→ **What is being asked**
Scan the data beneath this task and copy each line that includes "الله".

→ **Provided material**
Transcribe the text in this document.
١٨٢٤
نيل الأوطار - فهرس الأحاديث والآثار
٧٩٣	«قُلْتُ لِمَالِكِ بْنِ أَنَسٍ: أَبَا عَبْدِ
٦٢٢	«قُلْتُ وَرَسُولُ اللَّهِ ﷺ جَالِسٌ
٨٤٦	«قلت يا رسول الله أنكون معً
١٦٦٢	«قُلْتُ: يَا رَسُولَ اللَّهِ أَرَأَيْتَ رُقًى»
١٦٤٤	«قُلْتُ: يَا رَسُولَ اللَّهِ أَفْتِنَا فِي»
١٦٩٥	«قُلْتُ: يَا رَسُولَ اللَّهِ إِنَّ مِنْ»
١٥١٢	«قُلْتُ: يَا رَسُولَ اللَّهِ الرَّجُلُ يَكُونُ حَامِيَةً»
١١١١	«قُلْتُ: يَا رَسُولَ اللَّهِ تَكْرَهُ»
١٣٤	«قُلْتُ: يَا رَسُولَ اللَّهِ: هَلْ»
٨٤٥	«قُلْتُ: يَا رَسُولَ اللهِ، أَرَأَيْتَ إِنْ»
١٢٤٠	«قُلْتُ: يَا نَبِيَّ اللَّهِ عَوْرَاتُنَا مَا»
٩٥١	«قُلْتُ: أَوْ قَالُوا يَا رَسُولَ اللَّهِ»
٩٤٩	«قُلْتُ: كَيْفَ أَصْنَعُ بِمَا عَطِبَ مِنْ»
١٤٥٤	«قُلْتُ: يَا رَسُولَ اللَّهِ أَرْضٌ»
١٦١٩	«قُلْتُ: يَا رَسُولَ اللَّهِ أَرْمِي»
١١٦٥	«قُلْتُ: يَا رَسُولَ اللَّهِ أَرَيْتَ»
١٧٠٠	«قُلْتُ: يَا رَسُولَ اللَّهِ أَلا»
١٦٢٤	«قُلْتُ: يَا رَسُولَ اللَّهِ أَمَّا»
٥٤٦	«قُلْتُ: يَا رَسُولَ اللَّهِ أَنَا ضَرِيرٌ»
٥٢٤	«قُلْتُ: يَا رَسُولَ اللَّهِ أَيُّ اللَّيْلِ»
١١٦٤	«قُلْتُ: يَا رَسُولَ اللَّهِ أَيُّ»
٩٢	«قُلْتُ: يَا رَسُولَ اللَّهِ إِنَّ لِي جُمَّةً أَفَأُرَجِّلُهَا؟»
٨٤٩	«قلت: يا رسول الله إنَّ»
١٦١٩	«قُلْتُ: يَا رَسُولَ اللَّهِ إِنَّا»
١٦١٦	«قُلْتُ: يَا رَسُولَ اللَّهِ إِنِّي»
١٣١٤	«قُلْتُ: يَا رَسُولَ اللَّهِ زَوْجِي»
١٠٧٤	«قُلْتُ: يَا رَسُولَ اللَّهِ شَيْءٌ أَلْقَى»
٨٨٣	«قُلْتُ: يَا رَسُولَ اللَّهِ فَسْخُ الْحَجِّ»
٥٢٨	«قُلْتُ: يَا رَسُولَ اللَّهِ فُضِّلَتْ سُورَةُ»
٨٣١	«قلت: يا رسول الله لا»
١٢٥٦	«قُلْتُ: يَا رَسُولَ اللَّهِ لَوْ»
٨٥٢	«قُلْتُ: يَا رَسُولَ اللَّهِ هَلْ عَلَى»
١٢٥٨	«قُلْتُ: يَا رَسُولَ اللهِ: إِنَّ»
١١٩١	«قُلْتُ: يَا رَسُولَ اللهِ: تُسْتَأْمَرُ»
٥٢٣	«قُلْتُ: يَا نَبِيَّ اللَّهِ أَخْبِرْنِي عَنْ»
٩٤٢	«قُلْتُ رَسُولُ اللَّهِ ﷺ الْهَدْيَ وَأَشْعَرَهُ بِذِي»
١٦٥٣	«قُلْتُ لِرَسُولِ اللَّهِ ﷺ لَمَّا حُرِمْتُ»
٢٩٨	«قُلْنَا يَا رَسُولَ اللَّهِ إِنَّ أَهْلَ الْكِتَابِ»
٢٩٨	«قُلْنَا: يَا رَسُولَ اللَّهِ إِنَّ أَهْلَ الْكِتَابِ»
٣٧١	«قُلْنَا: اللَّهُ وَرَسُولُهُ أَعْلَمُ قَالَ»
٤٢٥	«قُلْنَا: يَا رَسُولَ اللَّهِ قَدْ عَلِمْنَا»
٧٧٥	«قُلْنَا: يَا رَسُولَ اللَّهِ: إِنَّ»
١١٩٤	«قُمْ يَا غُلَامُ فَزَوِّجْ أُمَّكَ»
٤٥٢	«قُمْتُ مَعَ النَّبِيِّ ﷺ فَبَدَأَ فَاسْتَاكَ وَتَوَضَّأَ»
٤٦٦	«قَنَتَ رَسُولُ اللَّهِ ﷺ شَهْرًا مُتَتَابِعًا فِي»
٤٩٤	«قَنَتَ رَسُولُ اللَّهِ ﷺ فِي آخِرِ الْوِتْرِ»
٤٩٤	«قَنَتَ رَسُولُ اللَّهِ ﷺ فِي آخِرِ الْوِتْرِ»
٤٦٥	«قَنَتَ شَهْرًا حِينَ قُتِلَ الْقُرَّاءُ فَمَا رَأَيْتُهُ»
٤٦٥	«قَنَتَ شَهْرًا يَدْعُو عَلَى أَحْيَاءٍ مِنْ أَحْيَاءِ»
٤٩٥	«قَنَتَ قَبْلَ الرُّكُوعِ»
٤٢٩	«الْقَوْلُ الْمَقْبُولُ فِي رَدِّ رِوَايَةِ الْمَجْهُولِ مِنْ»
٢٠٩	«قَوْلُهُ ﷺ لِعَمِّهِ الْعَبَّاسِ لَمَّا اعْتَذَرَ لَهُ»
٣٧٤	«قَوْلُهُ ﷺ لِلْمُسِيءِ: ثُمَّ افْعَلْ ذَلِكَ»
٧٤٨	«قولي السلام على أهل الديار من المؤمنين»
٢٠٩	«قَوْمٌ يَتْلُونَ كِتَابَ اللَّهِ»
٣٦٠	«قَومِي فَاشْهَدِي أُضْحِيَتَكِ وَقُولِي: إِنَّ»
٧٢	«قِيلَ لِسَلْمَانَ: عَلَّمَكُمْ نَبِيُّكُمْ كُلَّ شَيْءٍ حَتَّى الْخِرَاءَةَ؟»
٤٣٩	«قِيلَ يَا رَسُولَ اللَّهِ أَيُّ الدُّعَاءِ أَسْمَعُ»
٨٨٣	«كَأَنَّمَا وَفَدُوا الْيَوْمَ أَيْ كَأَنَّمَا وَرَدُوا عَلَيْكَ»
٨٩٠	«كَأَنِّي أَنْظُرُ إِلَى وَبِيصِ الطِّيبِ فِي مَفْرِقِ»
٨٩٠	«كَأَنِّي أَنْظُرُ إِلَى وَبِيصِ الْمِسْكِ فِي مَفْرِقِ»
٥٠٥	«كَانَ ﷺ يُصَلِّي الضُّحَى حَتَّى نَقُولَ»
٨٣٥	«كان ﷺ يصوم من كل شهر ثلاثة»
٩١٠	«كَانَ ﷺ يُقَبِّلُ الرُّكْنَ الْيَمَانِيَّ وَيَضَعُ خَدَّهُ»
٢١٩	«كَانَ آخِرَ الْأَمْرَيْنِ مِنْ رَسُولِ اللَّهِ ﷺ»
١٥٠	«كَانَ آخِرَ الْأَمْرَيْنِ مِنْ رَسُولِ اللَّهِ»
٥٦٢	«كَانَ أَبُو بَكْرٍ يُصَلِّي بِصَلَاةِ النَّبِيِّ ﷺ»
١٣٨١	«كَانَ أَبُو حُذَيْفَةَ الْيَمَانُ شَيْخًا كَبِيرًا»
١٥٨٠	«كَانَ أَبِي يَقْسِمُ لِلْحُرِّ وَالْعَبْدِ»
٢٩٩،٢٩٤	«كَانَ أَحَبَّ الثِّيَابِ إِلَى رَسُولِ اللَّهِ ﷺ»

→ **Result of this exercise**
٨٤٦	«قلت يا رسول الله أنكون معً
٨٤٥	«قُلْتُ: يَا رَسُولَ اللهِ، أَرَأَيْتَ إِنْ»
٨٤٩	«قلت: يا رسول الله إنَّ»
٨٣١	«قلت: يا رسول الله لا»
١٢٥٨	«قُلْتُ: يَا رَسُولَ اللهِ: إِنَّ»
١١٩١	«قُلْتُ: يَا رَسُولَ اللهِ: تُسْتَأْمَرُ»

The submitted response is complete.